GIVEN TASK
Your task is to copy every line of the records below that contains "true".

SUPPLIED MATERIAL
===============

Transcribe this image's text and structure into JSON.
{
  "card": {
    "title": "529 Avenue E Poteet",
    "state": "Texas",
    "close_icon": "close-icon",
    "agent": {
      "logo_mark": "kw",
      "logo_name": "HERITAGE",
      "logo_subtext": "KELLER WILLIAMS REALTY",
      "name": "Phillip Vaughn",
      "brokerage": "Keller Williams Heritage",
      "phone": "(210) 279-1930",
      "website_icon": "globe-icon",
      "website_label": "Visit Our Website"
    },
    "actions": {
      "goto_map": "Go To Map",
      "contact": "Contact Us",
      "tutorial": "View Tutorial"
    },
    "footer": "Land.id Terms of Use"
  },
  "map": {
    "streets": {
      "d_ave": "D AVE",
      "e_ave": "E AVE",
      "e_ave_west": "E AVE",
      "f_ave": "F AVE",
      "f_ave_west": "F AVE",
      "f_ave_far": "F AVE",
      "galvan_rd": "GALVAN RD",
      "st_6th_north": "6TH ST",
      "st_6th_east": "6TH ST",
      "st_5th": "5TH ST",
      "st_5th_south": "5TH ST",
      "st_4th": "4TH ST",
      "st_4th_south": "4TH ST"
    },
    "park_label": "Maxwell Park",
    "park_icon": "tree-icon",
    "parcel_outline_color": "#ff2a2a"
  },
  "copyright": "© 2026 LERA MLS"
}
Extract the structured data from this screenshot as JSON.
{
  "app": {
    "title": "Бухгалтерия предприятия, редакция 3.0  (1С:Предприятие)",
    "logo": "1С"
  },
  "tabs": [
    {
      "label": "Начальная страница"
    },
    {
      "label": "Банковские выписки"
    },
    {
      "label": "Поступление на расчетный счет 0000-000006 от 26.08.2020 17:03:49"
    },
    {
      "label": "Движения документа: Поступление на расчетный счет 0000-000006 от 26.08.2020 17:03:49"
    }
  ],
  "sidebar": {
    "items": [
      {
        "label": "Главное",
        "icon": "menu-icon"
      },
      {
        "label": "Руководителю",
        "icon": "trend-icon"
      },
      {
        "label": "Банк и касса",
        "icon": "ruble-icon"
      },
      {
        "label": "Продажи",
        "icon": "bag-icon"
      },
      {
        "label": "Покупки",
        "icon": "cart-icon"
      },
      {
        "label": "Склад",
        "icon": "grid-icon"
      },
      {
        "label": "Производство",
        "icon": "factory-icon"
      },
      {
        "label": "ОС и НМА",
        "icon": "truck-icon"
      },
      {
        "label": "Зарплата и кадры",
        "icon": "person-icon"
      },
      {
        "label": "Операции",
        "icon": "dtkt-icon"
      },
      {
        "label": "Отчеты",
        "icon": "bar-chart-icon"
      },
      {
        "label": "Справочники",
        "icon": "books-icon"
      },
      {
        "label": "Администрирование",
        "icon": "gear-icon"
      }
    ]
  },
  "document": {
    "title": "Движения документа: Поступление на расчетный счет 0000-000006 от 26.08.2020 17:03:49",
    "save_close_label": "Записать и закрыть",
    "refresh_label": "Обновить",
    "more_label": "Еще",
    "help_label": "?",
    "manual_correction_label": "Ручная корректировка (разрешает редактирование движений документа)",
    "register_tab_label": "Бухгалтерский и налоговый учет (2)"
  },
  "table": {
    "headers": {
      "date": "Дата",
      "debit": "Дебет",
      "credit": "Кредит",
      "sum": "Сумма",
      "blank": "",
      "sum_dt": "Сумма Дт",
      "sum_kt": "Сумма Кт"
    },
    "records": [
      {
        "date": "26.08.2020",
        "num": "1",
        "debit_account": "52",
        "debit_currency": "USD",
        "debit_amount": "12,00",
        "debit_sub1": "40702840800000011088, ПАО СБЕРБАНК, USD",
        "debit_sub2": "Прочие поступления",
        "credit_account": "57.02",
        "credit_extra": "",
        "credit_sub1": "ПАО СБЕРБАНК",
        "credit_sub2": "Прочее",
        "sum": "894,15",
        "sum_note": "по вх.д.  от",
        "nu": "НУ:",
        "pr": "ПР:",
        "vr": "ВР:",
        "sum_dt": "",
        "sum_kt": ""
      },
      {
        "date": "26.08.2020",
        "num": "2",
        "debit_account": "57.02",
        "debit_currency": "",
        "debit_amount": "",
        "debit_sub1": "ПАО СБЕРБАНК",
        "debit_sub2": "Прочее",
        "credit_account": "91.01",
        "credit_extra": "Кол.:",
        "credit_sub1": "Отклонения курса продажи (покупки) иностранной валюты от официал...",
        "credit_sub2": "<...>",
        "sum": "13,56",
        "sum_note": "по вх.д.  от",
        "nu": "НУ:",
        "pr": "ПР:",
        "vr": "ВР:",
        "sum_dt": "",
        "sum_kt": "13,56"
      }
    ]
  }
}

===============

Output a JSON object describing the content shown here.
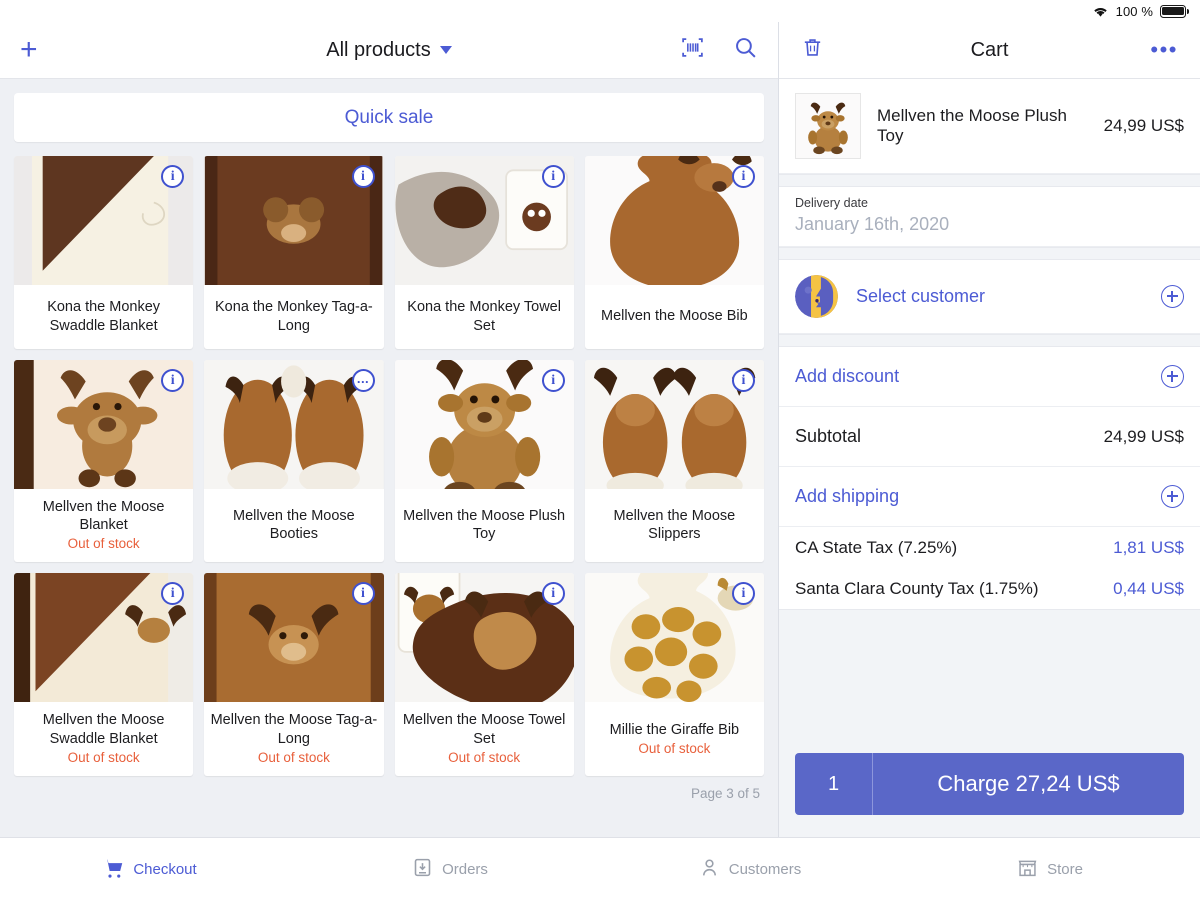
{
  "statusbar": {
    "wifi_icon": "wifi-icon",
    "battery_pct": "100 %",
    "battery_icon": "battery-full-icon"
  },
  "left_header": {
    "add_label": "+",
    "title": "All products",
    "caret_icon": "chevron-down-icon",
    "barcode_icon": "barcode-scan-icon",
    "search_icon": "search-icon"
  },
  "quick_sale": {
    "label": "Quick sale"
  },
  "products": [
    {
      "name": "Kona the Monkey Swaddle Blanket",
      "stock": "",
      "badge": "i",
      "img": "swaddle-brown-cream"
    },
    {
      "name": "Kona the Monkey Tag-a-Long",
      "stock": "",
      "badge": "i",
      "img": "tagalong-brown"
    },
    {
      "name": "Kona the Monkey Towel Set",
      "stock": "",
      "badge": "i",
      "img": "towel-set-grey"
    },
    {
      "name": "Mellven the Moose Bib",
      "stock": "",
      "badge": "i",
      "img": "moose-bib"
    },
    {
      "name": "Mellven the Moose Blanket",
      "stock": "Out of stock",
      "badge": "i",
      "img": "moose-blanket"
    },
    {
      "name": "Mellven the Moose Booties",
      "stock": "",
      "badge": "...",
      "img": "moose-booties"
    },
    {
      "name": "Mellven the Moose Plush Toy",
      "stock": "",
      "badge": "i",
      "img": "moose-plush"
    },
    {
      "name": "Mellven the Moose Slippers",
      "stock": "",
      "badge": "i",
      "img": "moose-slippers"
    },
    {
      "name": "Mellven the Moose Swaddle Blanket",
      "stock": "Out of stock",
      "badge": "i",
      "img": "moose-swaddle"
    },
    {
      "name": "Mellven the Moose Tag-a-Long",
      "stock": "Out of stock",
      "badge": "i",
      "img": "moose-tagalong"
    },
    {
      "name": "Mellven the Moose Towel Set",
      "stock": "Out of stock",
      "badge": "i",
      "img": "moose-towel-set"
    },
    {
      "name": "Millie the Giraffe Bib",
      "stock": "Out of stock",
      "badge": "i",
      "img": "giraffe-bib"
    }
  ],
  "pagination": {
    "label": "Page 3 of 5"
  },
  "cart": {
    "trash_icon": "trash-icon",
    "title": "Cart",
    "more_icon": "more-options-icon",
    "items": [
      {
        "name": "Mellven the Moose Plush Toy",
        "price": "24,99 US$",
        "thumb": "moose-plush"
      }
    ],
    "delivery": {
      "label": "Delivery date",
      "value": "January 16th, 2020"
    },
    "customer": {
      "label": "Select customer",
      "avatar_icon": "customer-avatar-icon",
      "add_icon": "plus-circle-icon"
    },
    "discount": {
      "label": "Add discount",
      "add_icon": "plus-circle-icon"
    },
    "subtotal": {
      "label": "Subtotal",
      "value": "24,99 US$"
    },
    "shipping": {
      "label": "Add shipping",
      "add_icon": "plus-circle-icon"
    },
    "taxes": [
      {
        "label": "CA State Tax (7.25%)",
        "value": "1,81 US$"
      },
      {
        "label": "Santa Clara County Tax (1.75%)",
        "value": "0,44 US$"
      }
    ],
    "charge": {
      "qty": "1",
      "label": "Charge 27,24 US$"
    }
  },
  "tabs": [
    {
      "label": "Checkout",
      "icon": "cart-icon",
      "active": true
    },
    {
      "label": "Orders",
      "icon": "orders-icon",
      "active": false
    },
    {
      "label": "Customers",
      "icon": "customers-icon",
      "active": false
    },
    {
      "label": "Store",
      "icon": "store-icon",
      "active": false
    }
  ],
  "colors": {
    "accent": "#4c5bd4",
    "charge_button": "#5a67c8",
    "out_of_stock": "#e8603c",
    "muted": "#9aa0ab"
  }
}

===============

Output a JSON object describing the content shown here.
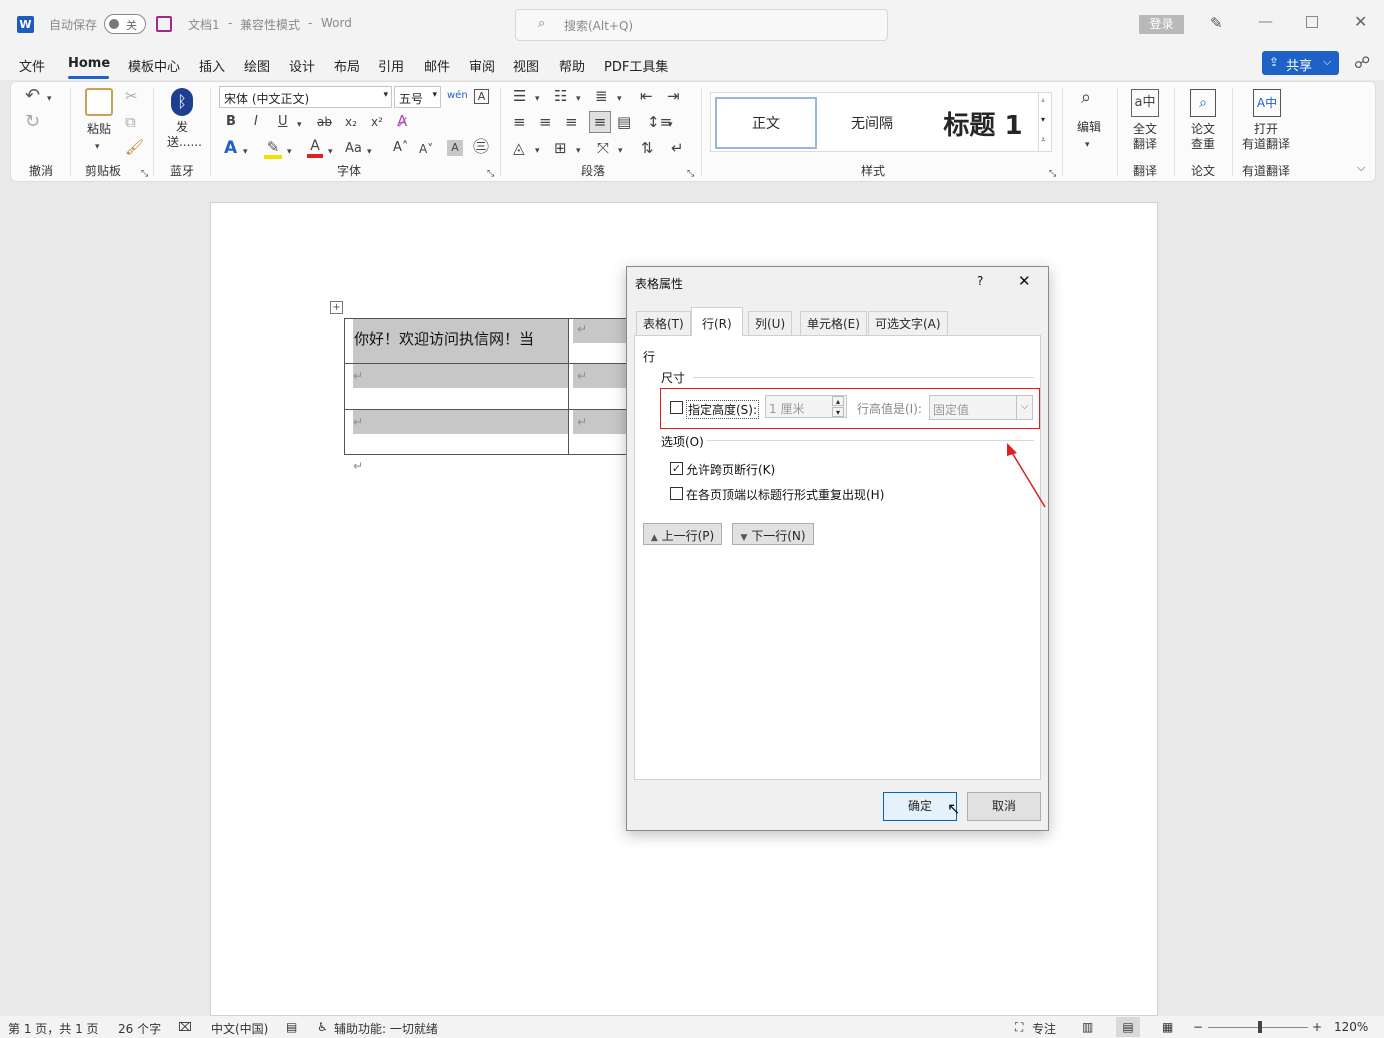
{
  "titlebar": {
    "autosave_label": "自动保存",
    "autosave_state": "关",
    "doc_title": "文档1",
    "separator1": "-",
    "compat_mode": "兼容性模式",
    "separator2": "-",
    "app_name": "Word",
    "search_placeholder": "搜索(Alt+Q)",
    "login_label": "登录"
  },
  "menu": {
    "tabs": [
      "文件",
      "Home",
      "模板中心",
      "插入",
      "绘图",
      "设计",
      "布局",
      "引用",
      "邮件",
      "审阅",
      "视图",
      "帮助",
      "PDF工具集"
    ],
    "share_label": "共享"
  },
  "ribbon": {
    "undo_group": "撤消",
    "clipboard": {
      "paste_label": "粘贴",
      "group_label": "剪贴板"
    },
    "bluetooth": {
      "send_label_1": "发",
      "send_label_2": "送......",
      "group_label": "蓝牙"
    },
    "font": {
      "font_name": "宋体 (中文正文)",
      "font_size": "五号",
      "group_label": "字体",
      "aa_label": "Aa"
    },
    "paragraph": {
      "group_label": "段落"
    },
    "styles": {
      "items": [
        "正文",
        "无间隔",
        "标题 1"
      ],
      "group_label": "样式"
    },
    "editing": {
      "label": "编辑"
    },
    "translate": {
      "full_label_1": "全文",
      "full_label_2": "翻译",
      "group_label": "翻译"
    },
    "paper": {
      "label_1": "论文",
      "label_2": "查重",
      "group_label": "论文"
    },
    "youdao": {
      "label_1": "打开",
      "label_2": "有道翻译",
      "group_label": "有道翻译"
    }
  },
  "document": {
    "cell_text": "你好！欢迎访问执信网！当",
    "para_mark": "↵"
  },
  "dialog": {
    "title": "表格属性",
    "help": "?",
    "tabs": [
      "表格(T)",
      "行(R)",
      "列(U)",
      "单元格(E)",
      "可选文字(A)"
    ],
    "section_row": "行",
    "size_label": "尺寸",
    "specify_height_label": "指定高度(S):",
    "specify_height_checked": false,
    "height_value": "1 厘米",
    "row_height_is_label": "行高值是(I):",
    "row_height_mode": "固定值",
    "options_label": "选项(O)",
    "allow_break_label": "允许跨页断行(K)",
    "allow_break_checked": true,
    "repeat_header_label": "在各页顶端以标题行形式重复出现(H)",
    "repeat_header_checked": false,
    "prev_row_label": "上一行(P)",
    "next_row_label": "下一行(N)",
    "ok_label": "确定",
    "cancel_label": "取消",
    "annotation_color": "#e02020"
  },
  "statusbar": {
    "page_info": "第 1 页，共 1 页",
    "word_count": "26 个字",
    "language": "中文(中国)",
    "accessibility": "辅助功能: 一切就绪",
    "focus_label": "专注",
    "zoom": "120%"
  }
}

===============

WRITTEN SOLUTION
      "active": true
    "allow_break_checked": true,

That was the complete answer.